▸ **Given instruction**
Provide an exact copy of the data, excluding the images.

Figure collection entries:
— begin —
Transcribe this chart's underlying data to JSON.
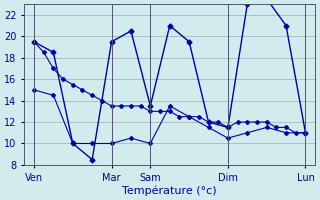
{
  "title": "",
  "xlabel": "Température (°c)",
  "ylabel": "",
  "background_color": "#d0ecec",
  "grid_color": "#aaaaaa",
  "line_color": "#0000aa",
  "ylim": [
    8,
    23
  ],
  "yticks": [
    8,
    10,
    12,
    14,
    16,
    18,
    20,
    22
  ],
  "day_labels": [
    "Ven",
    "Mar",
    "Sam",
    "Dim",
    "Lun"
  ],
  "day_positions": [
    0,
    8,
    12,
    20,
    28
  ],
  "line1_x": [
    0,
    1,
    2,
    3,
    4,
    5,
    6,
    7,
    8,
    9,
    10,
    11,
    12,
    13,
    14,
    15,
    16,
    17,
    18,
    19,
    20,
    21,
    22,
    23,
    24,
    25,
    26,
    27,
    28
  ],
  "line1_y": [
    19.5,
    18.5,
    17.0,
    16.0,
    15.5,
    15.0,
    14.5,
    14.0,
    13.5,
    13.5,
    13.5,
    13.5,
    13.0,
    13.0,
    13.0,
    12.5,
    12.5,
    12.5,
    12.0,
    12.0,
    11.5,
    12.0,
    12.0,
    12.0,
    12.0,
    11.5,
    11.5,
    11.0,
    11.0
  ],
  "line2_x": [
    0,
    2,
    4,
    6,
    8,
    10,
    12,
    14,
    16,
    18,
    20,
    22,
    24,
    26,
    28
  ],
  "line2_y": [
    19.5,
    18.5,
    10.0,
    8.5,
    19.5,
    20.5,
    13.5,
    21.0,
    19.5,
    12.0,
    11.5,
    23.0,
    23.5,
    21.0,
    11.0
  ],
  "line3_x": [
    0,
    2,
    4,
    6,
    8,
    10,
    12,
    14,
    16,
    18,
    20,
    22,
    24,
    26,
    28
  ],
  "line3_y": [
    15.0,
    14.5,
    10.0,
    10.0,
    10.0,
    10.5,
    10.0,
    13.5,
    12.5,
    11.5,
    10.5,
    11.0,
    11.5,
    11.0,
    11.0
  ]
}
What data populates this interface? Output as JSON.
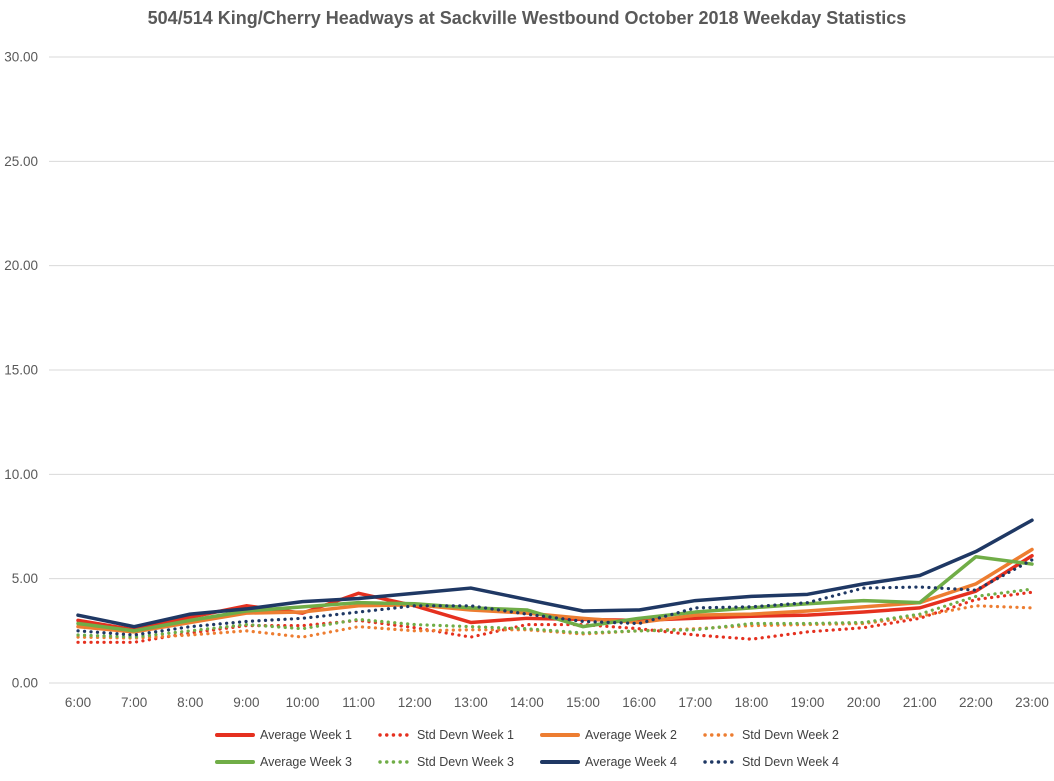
— end —
▸ **Result for this task**
Transcribe this chart's underlying data to JSON.
{
  "title": "",
  "xlabel": "Température (°c)",
  "ylabel": "",
  "background_color": "#d0ecec",
  "grid_color": "#aaaaaa",
  "line_color": "#0000aa",
  "ylim": [
    8,
    23
  ],
  "yticks": [
    8,
    10,
    12,
    14,
    16,
    18,
    20,
    22
  ],
  "day_labels": [
    "Ven",
    "Mar",
    "Sam",
    "Dim",
    "Lun"
  ],
  "day_positions": [
    0,
    8,
    12,
    20,
    28
  ],
  "line1_x": [
    0,
    1,
    2,
    3,
    4,
    5,
    6,
    7,
    8,
    9,
    10,
    11,
    12,
    13,
    14,
    15,
    16,
    17,
    18,
    19,
    20,
    21,
    22,
    23,
    24,
    25,
    26,
    27,
    28
  ],
  "line1_y": [
    19.5,
    18.5,
    17.0,
    16.0,
    15.5,
    15.0,
    14.5,
    14.0,
    13.5,
    13.5,
    13.5,
    13.5,
    13.0,
    13.0,
    13.0,
    12.5,
    12.5,
    12.5,
    12.0,
    12.0,
    11.5,
    12.0,
    12.0,
    12.0,
    12.0,
    11.5,
    11.5,
    11.0,
    11.0
  ],
  "line2_x": [
    0,
    2,
    4,
    6,
    8,
    10,
    12,
    14,
    16,
    18,
    20,
    22,
    24,
    26,
    28
  ],
  "line2_y": [
    19.5,
    18.5,
    10.0,
    8.5,
    19.5,
    20.5,
    13.5,
    21.0,
    19.5,
    12.0,
    11.5,
    23.0,
    23.5,
    21.0,
    11.0
  ],
  "line3_x": [
    0,
    2,
    4,
    6,
    8,
    10,
    12,
    14,
    16,
    18,
    20,
    22,
    24,
    26,
    28
  ],
  "line3_y": [
    15.0,
    14.5,
    10.0,
    10.0,
    10.0,
    10.5,
    10.0,
    13.5,
    12.5,
    11.5,
    10.5,
    11.0,
    11.5,
    11.0,
    11.0
  ]
}
What data populates this interface? Output as JSON.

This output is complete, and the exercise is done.